## Problem
Which lines hold the word "diseases"? Copy each of them from the material.

## Stored data entries
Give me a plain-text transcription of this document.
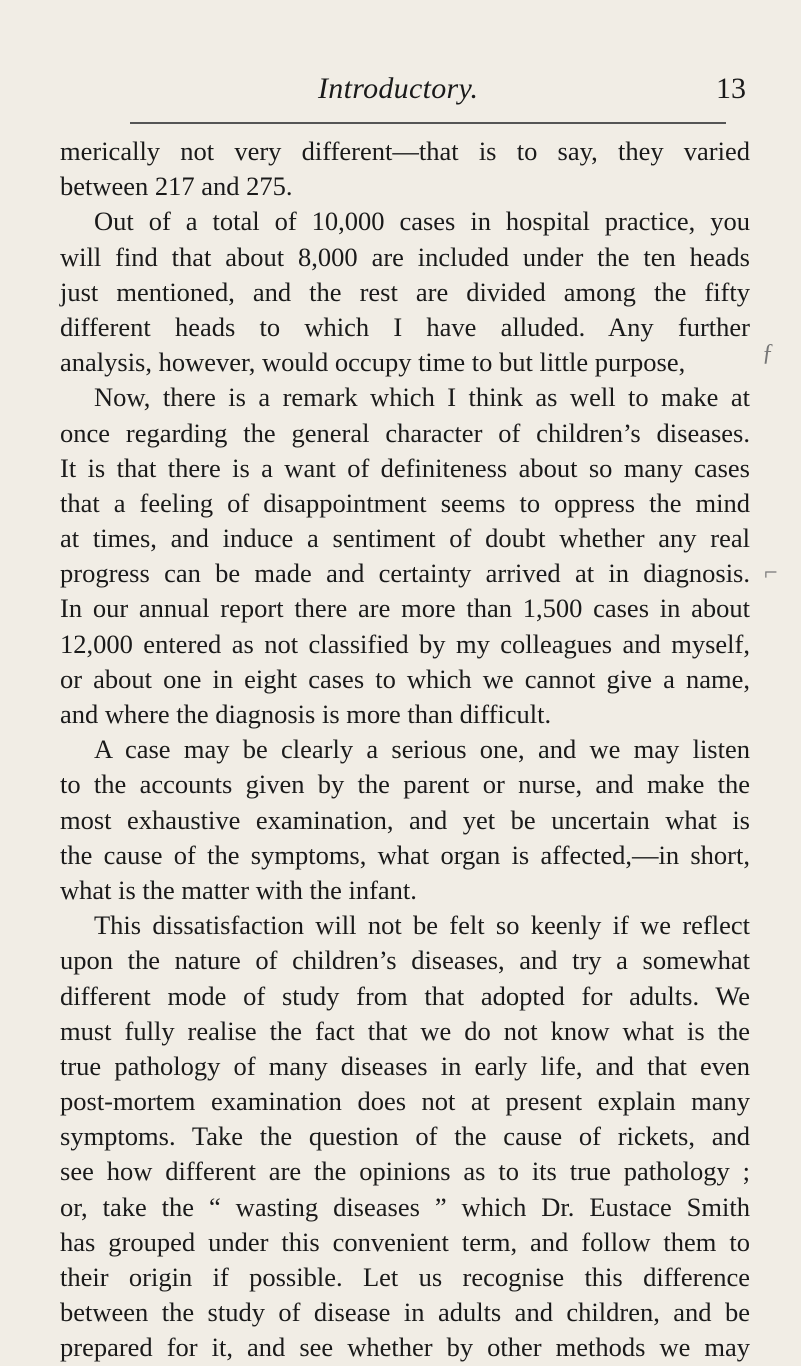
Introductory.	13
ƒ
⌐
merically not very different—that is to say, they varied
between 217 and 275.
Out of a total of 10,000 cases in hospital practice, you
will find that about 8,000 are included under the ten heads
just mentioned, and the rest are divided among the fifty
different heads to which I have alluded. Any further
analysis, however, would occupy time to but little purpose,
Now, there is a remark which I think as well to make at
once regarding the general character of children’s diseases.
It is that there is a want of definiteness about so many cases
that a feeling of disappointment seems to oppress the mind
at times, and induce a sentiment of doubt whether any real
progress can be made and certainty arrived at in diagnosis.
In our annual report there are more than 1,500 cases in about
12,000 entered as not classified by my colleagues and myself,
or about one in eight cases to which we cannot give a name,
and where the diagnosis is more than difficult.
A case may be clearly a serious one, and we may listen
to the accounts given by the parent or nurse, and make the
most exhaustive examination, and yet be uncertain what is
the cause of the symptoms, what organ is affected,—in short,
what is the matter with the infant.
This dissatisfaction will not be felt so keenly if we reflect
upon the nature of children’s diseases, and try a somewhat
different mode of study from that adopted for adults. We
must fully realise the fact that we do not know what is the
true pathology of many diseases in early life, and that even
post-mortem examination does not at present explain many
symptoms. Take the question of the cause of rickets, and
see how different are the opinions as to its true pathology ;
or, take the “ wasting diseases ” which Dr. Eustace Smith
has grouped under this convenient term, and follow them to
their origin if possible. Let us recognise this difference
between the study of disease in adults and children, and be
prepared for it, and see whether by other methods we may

* * *

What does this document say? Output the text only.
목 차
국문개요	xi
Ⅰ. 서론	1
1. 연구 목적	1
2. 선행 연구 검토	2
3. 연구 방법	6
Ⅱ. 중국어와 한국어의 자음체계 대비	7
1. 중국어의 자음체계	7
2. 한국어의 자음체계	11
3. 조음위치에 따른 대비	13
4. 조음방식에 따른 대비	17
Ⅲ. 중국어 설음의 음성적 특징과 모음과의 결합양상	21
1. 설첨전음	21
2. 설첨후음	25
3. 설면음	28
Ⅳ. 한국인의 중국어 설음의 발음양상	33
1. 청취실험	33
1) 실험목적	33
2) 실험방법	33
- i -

## Written response
once regarding the general character of children’s diseases.
upon the nature of children’s diseases, and try a somewhat
true pathology of many diseases in early life, and that even
or, take the “ wasting diseases ” which Dr. Eustace Smith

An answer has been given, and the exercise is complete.